**Text to read:**
— Start —
I wrote this simple benchmark:
let () =
let io_out = IO.output_string () in
for i = 0 to 65535 do
for j = 0 to 127 do (* j upper bound needs to be 16 when writing out 8
bytes per double! *)
IO.write_double io_out (float_of_int i)
done;
done
which just writes floats to a string. I verified via .s files that
IO.write_double actually gets called and doesn't get inlined.
If I implement write_i64 (which write_double uses) as a dummy function that
does nothing:
let write_i64 ch i =
()
the program can write out 14.5 million write_doubles / sec. On my 1.8GHz
laptop this means roughly 125 cycles per write_double. Although not exactly
blazingly fast for almost a non-op, it doesn't feel completely off given
that the program does a lot of conversions from ints to floats and allocates
memory per each alloc (see assembly right below):
.L103:
call caml_alloc2
.L107:
leal 4(%eax), %ebx
movl $2301, -4(%ebx)
movl 4(%esp), %eax
sarl $1, %eax
pushl %eax
fildl (%esp)
addl $4, %esp
fstpl (%ebx)
movl 8(%esp), %eax
call camlIO__write_double_327
.L108:
movl 12(%esp), %eax
movl %eax, %ebx
addl $2, %eax
movl %eax, 12(%esp)
cmpl $255, %ebx
jne .L103
Now if I go and modify the write_i64 to be only slightly more complex:
let write_i64 ch i =
let ilo = Int64.to_int32 i in
()
the write_double rate drops to 9.3 million ops / sec.
Slightly complicating it again like so:
let write_i64 ch i =
let ilo = Int64.to_int32 i in
let ihi = Int64.to_int32 (Int64.shift_right_logical i 32) in
()
the performance almost halves, now at 5.3 million ops / sec. I'd tend to
believe that this performance drop is due to more allocation, as both ilo
and ihi variables would be of type Int32.t and hence boxed 32-bit ints.
— End —
**Requirement:**
Continue the forum post about benchmarking OCaml's write_double from the point where it ends.

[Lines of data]
— Start —
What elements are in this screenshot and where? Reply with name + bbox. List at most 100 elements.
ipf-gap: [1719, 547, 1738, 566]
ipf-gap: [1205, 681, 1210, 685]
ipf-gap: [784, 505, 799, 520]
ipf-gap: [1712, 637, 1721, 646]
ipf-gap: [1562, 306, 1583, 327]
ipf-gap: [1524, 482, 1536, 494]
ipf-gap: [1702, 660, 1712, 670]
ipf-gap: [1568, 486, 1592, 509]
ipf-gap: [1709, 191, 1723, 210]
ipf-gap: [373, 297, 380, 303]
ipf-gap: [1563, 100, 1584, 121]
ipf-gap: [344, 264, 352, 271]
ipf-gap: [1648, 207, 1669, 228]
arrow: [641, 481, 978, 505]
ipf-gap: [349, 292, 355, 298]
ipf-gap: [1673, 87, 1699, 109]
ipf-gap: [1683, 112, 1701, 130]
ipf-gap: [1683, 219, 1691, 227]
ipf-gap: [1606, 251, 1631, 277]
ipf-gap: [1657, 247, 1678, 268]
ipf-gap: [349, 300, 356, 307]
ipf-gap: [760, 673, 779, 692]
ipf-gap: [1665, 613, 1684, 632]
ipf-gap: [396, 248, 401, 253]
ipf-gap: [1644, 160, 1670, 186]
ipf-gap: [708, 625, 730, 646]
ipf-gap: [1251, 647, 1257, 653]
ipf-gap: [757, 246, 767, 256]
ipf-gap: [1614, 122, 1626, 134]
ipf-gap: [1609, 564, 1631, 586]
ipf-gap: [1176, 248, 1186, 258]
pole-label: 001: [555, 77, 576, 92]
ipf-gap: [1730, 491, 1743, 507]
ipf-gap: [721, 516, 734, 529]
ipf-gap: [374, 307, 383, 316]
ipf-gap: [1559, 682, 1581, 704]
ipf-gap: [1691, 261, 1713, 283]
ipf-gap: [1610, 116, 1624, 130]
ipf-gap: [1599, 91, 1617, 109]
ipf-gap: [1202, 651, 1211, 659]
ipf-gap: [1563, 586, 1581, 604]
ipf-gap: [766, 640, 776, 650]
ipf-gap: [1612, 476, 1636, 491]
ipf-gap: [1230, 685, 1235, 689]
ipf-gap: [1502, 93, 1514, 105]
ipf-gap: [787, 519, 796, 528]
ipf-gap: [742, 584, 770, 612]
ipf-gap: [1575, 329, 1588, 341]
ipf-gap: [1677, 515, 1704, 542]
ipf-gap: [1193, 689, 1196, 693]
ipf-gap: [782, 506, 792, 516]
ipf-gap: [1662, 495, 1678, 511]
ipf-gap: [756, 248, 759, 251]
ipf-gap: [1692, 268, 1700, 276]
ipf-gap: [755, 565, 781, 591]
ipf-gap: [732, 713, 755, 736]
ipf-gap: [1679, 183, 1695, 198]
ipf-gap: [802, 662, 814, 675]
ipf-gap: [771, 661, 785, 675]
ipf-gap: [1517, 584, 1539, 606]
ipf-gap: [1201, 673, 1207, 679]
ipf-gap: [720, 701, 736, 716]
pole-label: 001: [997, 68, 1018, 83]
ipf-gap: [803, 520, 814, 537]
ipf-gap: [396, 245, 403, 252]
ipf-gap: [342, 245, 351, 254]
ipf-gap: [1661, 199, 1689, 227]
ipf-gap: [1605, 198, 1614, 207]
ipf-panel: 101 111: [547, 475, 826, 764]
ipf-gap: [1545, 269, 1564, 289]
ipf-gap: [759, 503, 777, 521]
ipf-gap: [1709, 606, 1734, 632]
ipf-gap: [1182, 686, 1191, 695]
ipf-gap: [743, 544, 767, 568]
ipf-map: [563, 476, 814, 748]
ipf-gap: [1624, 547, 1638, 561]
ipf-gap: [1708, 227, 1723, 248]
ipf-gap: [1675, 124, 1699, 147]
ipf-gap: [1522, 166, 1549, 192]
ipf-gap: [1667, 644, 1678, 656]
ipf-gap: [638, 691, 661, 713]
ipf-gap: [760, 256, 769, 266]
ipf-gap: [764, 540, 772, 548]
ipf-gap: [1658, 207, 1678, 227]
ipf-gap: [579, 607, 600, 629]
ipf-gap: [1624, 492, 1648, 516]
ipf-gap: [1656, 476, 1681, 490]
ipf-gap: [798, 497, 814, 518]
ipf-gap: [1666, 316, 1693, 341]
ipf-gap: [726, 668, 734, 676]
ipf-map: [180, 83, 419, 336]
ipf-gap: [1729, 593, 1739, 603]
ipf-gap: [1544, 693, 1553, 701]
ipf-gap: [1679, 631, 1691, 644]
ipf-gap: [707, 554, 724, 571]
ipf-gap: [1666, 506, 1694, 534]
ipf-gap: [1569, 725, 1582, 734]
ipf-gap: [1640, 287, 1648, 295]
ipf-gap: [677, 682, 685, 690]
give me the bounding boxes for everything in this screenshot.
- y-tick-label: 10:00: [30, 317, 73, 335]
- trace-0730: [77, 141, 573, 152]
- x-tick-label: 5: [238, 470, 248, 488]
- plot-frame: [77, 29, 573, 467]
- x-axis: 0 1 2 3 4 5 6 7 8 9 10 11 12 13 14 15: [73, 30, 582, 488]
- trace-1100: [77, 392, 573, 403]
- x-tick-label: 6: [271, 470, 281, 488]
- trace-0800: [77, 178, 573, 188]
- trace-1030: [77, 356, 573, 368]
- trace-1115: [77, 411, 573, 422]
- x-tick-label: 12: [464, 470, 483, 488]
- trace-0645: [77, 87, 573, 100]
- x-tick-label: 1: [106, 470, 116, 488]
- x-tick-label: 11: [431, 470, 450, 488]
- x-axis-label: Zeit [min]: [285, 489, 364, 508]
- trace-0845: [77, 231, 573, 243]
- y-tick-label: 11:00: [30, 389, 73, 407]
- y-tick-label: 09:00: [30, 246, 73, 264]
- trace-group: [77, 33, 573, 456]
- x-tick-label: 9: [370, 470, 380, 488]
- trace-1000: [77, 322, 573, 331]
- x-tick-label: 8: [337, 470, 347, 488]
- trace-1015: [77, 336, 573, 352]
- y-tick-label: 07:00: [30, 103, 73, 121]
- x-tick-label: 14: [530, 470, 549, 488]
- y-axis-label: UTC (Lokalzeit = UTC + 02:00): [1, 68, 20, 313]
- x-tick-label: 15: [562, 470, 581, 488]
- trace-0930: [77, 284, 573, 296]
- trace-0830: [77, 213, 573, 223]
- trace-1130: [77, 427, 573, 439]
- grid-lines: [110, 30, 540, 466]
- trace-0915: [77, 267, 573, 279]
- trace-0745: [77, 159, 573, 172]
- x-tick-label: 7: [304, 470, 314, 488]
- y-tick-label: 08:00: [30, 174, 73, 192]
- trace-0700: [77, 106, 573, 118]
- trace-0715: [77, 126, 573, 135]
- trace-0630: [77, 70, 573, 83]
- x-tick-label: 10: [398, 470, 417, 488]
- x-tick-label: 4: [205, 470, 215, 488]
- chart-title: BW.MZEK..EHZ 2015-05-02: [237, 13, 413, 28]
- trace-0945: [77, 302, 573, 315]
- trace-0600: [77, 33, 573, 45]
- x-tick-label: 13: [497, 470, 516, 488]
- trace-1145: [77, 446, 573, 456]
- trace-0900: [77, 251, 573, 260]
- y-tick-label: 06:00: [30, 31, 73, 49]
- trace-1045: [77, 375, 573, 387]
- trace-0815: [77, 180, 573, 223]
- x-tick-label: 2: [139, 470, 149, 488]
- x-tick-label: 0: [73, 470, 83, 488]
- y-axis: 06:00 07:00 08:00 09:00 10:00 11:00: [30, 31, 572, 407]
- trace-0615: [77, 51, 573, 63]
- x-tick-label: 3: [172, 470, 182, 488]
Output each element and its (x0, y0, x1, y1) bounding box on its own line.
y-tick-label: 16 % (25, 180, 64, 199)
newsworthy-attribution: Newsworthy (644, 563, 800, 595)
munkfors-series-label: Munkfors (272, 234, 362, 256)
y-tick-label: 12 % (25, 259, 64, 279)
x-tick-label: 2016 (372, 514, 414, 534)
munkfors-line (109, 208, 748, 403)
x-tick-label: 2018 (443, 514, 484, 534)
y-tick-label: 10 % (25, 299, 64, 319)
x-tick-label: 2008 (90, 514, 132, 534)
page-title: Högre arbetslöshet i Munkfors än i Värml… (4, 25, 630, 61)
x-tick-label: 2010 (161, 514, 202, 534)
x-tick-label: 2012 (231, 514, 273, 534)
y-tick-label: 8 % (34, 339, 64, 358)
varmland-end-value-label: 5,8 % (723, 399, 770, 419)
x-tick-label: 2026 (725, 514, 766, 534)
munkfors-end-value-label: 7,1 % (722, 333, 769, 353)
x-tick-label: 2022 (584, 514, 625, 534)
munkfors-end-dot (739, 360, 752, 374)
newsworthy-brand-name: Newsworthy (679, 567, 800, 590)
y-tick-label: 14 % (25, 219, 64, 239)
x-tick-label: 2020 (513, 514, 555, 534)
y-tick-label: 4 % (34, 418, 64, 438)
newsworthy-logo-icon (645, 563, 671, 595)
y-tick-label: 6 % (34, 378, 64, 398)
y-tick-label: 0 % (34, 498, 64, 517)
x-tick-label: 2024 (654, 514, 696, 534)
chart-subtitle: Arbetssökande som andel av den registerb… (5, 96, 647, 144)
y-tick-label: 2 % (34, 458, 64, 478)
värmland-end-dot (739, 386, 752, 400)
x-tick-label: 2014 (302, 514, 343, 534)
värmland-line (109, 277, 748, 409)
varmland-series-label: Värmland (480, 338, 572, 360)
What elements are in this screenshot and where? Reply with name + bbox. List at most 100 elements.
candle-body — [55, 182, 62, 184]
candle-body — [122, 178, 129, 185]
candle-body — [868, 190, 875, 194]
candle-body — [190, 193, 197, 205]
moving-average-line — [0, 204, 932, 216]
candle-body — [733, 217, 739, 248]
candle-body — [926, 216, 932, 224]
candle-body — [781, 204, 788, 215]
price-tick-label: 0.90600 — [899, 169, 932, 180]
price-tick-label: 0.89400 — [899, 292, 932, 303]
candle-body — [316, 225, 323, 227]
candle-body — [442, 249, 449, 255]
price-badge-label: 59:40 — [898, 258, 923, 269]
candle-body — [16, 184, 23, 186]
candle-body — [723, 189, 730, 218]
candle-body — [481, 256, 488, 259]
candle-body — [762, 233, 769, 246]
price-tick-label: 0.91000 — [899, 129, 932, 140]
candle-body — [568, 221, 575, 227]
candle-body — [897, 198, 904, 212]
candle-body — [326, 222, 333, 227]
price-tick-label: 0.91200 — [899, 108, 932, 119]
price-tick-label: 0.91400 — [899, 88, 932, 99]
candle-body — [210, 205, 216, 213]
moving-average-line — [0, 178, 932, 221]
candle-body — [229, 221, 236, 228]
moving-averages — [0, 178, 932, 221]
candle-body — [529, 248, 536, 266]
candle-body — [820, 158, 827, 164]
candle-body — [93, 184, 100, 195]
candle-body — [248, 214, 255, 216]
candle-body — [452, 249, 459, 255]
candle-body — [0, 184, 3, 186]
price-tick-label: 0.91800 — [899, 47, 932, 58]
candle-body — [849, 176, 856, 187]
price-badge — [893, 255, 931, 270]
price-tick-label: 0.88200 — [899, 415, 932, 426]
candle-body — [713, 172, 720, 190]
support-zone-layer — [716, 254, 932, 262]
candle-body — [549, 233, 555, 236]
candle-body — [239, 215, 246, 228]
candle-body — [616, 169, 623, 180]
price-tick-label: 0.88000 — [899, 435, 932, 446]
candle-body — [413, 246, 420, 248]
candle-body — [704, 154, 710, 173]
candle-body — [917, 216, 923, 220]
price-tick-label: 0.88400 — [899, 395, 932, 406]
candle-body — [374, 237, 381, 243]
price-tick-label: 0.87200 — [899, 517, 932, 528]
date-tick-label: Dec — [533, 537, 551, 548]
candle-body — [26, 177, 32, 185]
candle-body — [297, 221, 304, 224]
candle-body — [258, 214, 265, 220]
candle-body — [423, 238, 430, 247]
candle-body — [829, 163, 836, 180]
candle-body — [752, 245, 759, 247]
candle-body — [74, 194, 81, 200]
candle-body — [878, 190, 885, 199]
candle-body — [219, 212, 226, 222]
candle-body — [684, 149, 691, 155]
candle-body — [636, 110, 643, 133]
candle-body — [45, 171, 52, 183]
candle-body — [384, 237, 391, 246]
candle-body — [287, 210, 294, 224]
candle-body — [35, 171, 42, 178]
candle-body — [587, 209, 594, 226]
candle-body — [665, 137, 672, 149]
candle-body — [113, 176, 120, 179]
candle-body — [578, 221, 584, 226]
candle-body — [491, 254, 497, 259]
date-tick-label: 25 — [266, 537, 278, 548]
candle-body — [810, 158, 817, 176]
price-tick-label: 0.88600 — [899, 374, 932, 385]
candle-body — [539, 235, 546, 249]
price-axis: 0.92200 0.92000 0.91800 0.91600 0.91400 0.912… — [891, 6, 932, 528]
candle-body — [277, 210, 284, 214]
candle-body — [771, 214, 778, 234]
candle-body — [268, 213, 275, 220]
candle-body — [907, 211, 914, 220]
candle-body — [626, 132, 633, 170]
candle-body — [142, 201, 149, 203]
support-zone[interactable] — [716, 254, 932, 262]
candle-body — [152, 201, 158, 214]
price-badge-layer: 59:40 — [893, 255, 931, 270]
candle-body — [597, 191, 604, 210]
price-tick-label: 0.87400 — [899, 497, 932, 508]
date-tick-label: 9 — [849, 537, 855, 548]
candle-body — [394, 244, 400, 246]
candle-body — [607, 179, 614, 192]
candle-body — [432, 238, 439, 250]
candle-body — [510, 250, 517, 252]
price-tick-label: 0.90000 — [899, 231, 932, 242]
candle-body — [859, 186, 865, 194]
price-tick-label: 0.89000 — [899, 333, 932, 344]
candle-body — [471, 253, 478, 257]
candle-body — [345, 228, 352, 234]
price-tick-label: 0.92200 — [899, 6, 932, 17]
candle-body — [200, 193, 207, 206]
— End —
**Task result:**
If I implement the write_i64 function with something that actually does
something:
let write_i64 ch i =
let ilo = Int64.to_int32 i in
let ihi = Int64.to_int32 (Int64.shift_right_logical i 32) in
let s = String.create 8 in
let ilo_nat = Int32.to_int ilo in
s.[0] <- Char.unsafe_chr ilo_nat;
s.[1] <- Char.unsafe_chr (ilo_nat lsr 8);
s.[2] <- Char.unsafe_chr (ilo_nat lsr 16);
s.[3] <- Char.unsafe_chr (Int32.to_int (Int32.shift_right_logical ilo
24));
let ihi_nat = Int32.to_int ihi in
s.[4] <- Char.unsafe_chr ihi_nat;
s.[5] <- Char.unsafe_chr (ihi_nat lsr 8);
s.[6] <- Char.unsafe_chr (ihi_nat lsr 16);
s.[7] <- Char.unsafe_chr (Int32.to_int (Int32.shift_right_logical ihi
24));
nwrite ch s
I now get only about 2 million ops / sec. Commenting out the byte
extraction code (i.e., write out garbage):
let write_i64 ch i =
let ilo = Int64.to_int32 i in
let ihi = Int64.to_int32 (Int64.shift_right_logical i 32) in
let s = String.create 8 in
nwrite ch s
with this change, I still get roughly 2 million ops (only slightly faster).
This would lead me to believe that time is not spent in doing ALU ops but
rather time is spent either in the garbage collector or data cache misses.
Feeling optimistic that I had made an optimization over the original
write_i64 by calling I/O writes less often (i.e., once as opposed to 8
times), I benchmarked the original write_i64 version. Well, when writing to
a string output, the 8x write_byte is faster. When writing to a real file,
the nwrite 8 version ends up slightly faster.
Isn't there a way to perform the same double_cast using some GC/Ocaml object
structure magic like the Obj module? Ideally the write_double should try to
aoid calling write_i64 as well, as calling write_i64 will cause the
allocation of an Int64.t item.
How fast does a write_double have to be?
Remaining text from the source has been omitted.